▶ _Data for the task_:
►

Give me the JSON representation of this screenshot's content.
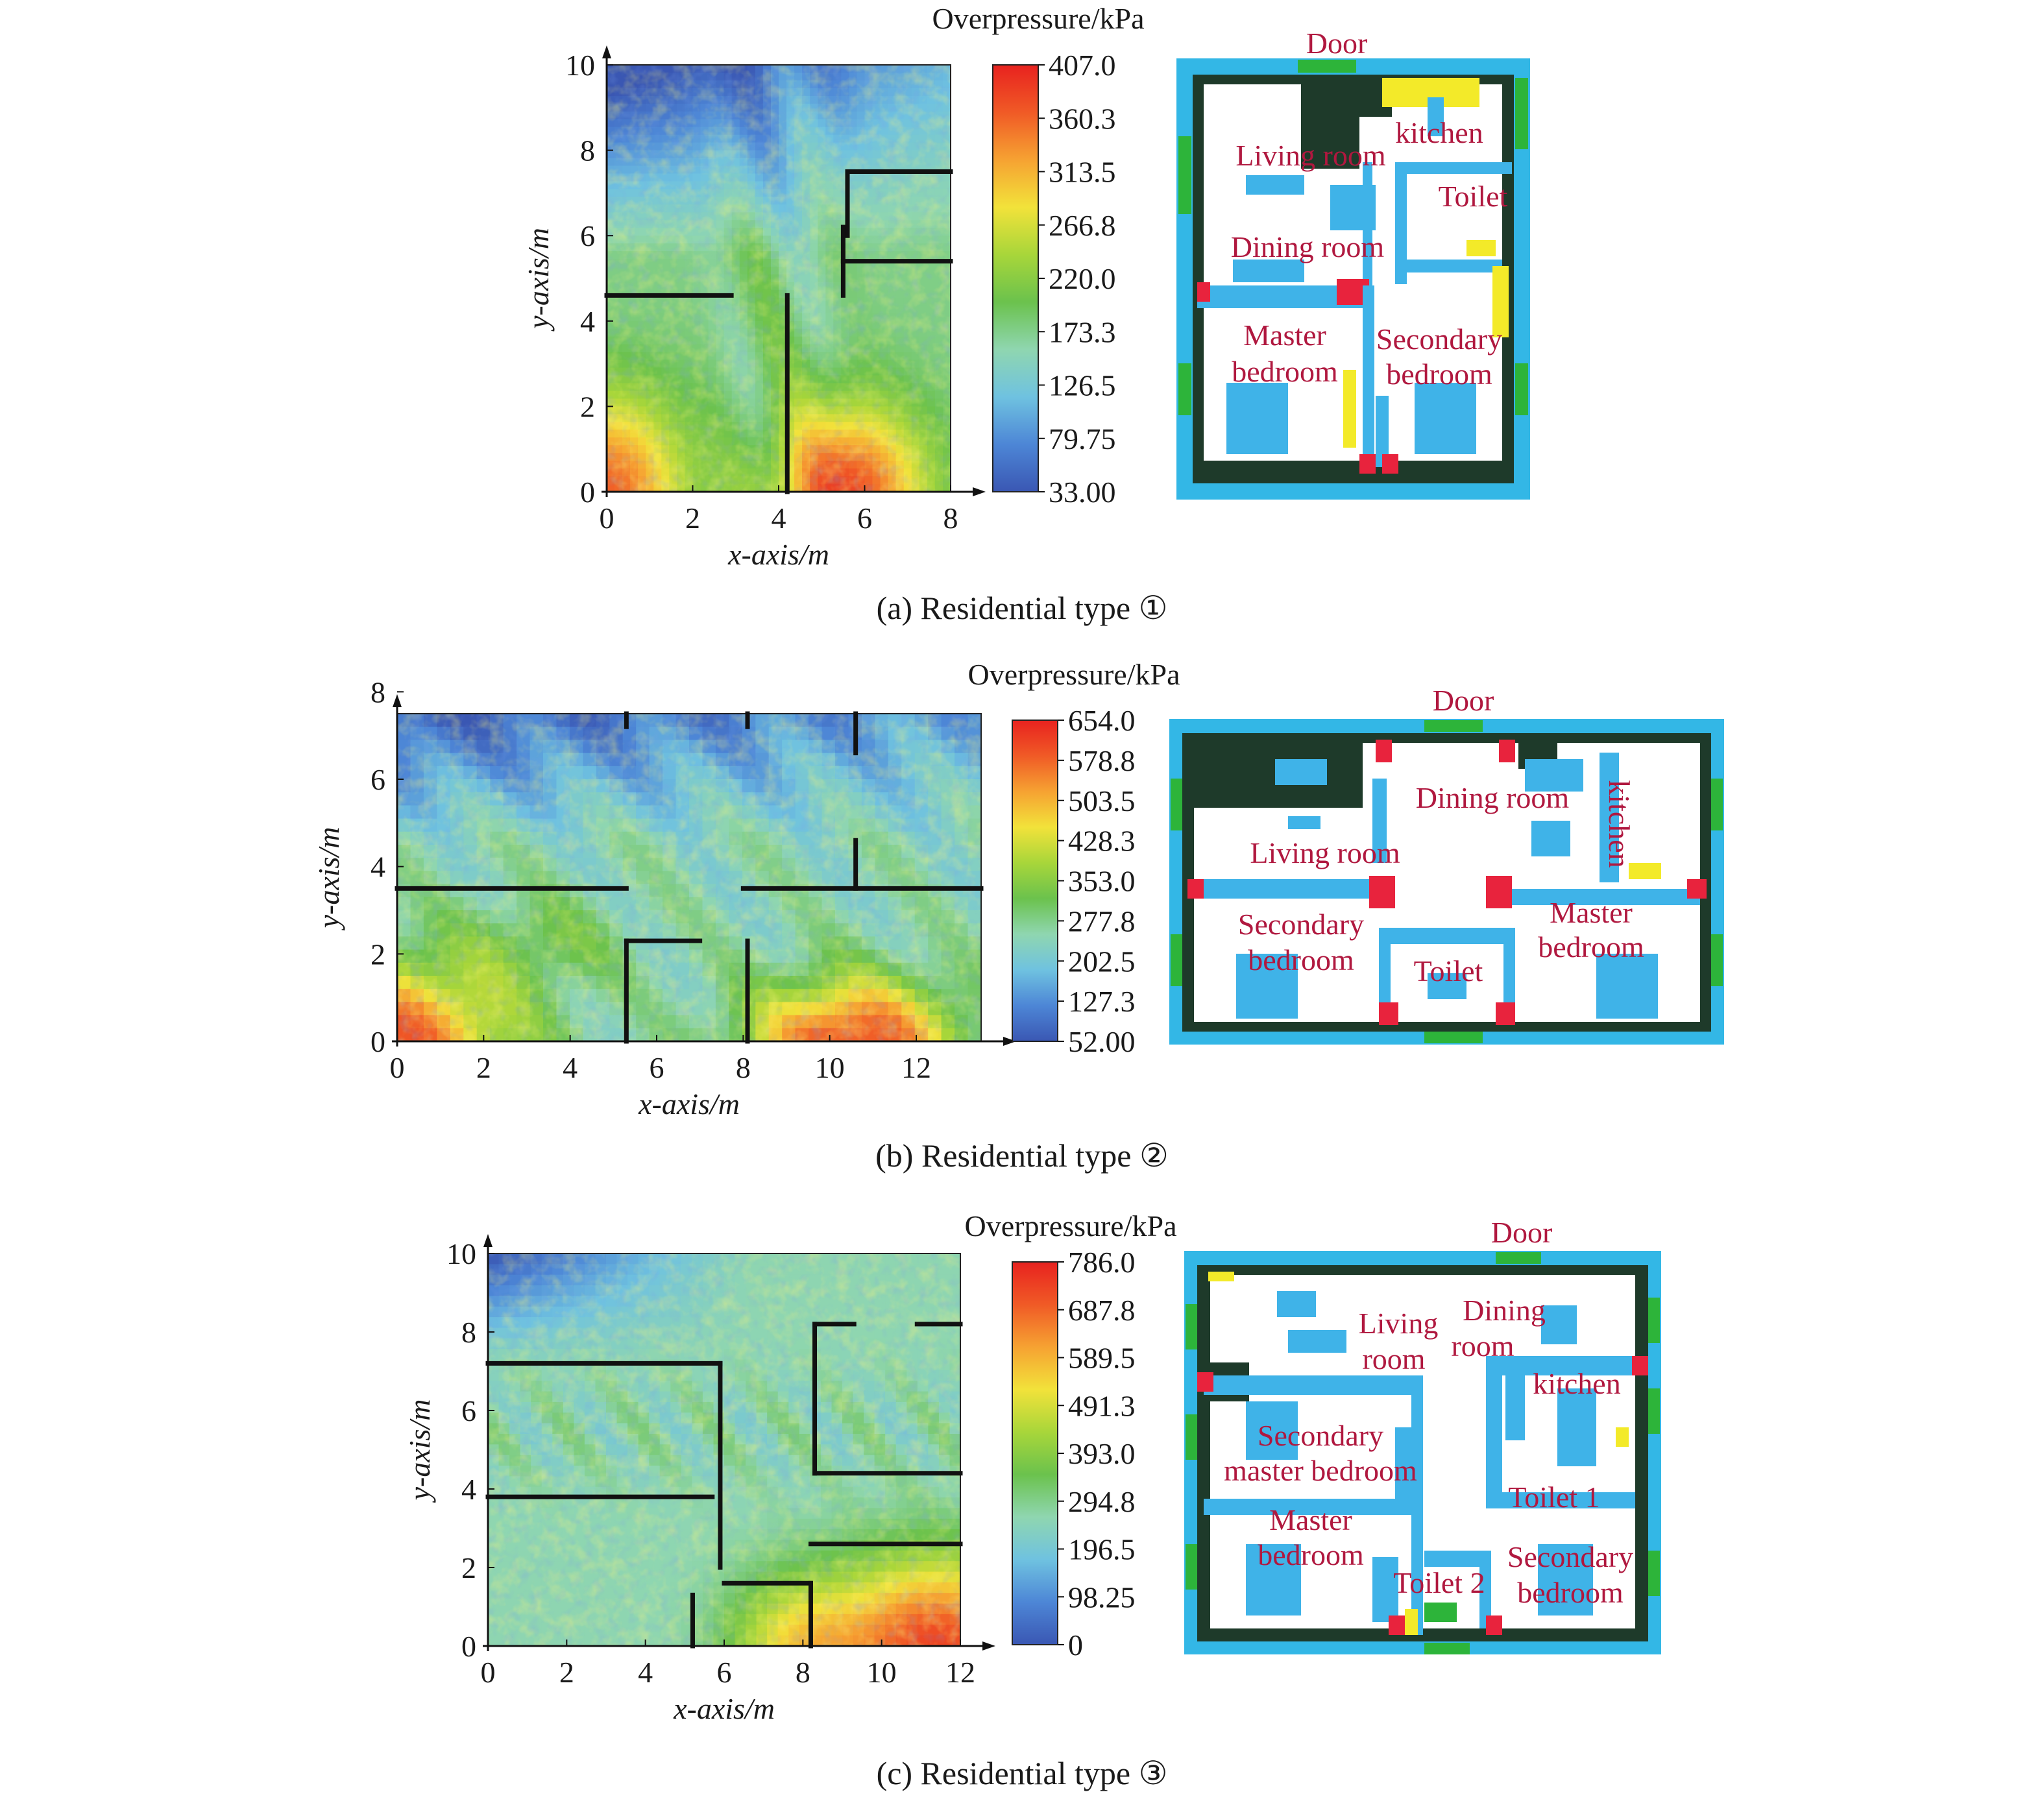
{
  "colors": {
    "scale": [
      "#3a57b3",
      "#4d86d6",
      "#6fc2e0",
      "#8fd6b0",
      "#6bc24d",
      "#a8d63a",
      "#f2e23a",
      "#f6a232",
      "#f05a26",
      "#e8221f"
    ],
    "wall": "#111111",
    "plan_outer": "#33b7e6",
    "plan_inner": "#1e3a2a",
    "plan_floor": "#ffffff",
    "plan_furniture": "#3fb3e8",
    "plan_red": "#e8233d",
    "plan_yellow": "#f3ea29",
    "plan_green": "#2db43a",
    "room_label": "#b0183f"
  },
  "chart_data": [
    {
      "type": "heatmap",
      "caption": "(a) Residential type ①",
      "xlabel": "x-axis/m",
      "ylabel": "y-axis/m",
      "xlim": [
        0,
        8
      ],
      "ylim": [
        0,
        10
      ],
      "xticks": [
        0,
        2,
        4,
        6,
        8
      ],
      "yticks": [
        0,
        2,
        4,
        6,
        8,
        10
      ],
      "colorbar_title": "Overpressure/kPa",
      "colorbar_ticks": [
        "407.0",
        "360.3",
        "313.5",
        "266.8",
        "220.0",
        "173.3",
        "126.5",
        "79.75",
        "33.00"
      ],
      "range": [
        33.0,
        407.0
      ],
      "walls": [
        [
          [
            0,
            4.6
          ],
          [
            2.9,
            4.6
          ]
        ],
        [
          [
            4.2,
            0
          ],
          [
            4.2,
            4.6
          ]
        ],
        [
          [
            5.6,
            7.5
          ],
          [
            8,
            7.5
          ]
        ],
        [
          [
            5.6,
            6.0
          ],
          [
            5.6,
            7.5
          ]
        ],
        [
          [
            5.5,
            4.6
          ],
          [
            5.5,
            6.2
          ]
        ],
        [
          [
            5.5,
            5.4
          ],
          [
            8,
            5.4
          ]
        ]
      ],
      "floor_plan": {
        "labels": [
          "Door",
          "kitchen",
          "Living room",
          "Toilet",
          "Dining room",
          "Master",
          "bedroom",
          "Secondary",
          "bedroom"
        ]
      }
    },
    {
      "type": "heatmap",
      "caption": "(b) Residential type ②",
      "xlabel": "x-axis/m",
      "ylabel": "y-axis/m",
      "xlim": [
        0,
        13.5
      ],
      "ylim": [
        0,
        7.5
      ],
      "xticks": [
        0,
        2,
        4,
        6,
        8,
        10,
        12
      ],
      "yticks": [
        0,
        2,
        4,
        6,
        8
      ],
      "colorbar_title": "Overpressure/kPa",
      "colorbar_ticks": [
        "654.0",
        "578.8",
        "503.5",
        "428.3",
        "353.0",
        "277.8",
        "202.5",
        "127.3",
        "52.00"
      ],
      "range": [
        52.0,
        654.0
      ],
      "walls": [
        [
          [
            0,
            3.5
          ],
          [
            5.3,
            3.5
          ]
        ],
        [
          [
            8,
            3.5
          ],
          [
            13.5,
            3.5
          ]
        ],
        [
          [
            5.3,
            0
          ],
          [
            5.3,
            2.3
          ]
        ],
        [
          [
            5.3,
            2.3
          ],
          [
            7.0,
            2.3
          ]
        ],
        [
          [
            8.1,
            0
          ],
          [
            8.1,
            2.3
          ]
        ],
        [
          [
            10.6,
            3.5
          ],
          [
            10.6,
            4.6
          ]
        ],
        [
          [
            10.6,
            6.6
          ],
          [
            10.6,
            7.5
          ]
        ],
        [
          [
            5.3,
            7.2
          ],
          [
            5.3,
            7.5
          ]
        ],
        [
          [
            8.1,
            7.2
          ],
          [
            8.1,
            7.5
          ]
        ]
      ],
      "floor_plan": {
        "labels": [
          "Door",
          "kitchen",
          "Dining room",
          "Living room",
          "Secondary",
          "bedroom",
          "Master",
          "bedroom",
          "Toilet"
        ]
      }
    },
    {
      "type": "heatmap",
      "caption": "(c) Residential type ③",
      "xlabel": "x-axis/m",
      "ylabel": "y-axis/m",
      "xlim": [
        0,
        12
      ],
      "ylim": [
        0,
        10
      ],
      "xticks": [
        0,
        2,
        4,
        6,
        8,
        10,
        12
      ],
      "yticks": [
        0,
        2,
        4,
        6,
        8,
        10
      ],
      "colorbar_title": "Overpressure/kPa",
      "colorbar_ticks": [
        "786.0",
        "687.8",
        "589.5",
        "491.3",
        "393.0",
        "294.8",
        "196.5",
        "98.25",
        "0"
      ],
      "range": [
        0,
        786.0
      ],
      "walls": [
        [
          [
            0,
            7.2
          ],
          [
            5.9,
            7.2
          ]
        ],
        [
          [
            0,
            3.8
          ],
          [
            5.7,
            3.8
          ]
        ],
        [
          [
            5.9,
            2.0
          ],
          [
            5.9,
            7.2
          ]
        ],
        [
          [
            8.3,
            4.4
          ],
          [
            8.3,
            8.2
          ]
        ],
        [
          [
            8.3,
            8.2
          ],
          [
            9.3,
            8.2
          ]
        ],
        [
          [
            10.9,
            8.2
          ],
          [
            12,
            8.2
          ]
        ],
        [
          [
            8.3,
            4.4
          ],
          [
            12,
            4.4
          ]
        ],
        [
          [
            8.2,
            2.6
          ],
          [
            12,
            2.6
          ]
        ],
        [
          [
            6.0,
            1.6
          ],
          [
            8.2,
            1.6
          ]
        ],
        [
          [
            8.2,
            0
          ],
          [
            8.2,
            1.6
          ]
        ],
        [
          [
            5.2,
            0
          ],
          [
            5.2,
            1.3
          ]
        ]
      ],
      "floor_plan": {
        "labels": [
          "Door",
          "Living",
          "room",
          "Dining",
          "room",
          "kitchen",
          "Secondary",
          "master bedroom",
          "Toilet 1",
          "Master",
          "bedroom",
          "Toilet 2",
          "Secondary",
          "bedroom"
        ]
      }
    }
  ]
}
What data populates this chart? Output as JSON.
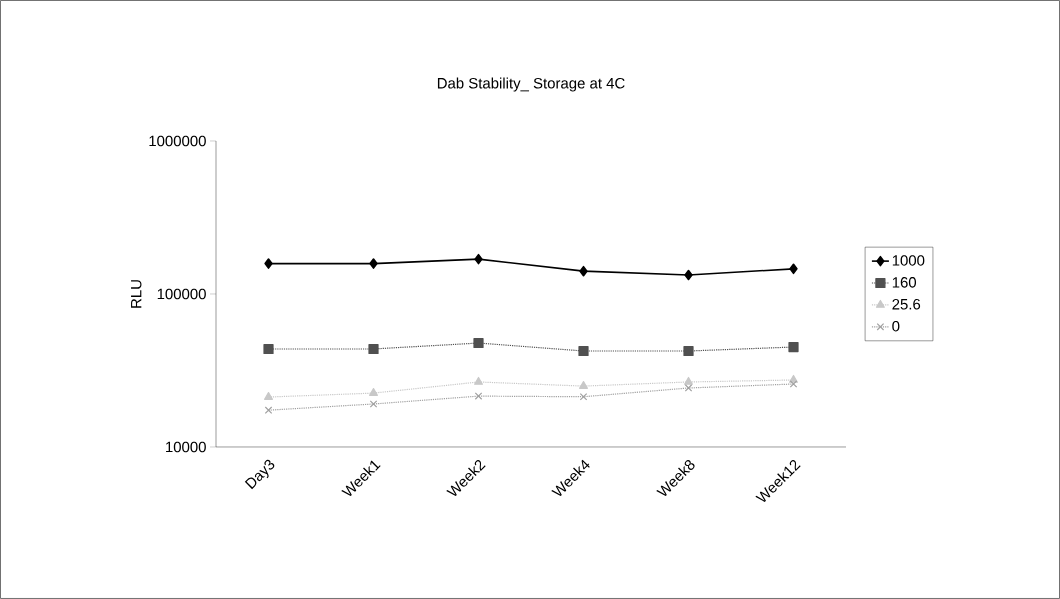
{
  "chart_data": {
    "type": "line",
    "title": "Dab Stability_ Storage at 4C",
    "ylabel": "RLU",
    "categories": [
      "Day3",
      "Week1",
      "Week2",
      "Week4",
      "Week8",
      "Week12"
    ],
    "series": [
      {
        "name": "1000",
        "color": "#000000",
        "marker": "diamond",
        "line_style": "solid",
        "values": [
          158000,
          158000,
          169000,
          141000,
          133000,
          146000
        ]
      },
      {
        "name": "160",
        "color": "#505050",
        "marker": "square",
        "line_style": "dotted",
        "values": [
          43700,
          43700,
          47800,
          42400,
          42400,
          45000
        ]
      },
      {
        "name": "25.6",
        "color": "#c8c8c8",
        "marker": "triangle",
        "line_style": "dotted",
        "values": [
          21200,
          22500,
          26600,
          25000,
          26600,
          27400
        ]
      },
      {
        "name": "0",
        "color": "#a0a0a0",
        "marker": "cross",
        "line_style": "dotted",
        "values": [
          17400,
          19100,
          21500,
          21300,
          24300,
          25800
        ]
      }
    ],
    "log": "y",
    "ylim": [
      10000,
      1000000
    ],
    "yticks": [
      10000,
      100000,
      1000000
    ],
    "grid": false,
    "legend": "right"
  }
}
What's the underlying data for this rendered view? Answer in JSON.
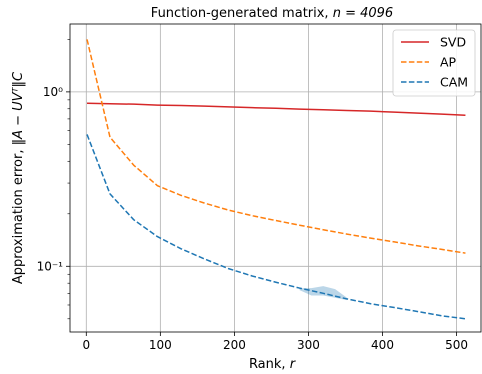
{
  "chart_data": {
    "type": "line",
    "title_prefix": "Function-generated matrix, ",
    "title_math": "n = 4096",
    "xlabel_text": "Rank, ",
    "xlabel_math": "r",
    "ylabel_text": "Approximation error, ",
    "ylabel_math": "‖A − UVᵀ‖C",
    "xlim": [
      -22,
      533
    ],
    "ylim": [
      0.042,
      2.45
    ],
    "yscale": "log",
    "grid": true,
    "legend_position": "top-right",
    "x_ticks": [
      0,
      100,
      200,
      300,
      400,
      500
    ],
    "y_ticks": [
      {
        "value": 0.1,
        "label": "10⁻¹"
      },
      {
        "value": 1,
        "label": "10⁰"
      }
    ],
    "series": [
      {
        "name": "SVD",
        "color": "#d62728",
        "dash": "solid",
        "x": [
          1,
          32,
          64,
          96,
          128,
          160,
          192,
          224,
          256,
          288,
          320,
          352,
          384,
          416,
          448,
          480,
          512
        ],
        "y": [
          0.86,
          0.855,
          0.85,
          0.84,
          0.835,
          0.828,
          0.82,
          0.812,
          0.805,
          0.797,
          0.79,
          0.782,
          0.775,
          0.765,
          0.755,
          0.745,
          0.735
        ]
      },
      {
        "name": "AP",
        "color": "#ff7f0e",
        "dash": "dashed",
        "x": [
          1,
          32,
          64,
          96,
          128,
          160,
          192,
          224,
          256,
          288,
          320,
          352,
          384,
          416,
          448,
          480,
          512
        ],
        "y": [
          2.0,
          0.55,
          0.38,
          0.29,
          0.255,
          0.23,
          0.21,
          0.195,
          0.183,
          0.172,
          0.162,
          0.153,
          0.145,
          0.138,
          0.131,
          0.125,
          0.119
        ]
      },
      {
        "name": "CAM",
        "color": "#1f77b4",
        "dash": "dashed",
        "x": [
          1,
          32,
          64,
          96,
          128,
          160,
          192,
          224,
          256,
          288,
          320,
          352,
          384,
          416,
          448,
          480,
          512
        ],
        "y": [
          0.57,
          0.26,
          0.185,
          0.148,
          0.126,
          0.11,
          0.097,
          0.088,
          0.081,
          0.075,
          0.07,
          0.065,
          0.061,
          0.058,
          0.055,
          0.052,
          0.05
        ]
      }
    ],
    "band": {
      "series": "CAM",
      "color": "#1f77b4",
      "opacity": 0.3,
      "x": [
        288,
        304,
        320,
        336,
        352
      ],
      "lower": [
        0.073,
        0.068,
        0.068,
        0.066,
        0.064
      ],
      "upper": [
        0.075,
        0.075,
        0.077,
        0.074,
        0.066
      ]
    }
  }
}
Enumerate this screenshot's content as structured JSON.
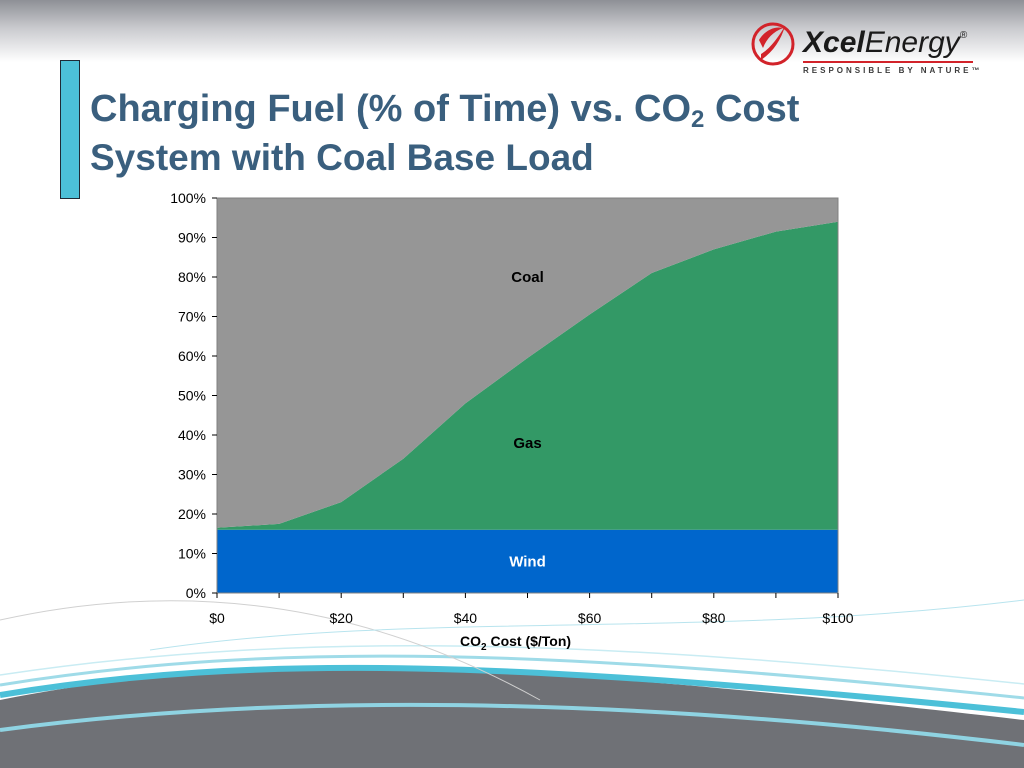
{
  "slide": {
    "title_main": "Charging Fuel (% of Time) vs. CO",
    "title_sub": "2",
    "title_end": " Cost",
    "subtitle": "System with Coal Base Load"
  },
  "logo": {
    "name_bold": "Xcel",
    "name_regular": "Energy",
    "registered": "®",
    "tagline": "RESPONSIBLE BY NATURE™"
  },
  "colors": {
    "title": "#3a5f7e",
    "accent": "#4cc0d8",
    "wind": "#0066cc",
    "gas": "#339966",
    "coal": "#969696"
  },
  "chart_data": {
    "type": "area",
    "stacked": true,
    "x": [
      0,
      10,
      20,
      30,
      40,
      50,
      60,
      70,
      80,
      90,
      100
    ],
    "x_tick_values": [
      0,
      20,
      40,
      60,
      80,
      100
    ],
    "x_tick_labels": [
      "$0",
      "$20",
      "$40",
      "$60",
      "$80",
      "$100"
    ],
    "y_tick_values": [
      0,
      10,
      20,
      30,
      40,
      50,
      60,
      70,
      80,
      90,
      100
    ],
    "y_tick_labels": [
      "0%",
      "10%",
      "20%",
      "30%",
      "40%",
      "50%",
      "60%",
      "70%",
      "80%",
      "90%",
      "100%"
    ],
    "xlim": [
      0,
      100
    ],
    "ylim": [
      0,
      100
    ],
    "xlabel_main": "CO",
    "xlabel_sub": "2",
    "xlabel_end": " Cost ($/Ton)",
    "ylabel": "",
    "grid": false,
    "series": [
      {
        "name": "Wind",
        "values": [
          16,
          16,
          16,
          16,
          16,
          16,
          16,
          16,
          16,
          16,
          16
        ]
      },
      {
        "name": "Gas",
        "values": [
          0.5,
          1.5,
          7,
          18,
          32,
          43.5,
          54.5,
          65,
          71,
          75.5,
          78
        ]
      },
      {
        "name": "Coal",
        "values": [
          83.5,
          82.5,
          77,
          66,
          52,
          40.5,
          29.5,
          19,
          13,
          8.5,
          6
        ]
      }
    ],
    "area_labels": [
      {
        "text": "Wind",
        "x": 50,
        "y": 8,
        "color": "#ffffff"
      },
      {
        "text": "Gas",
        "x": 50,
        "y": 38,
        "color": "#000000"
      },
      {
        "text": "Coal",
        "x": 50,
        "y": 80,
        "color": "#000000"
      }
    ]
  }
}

◄

▶ _Requirement_: Go through the data and count each line that has the word "right", then give the total alone.

▶ _Solution to this task_: 2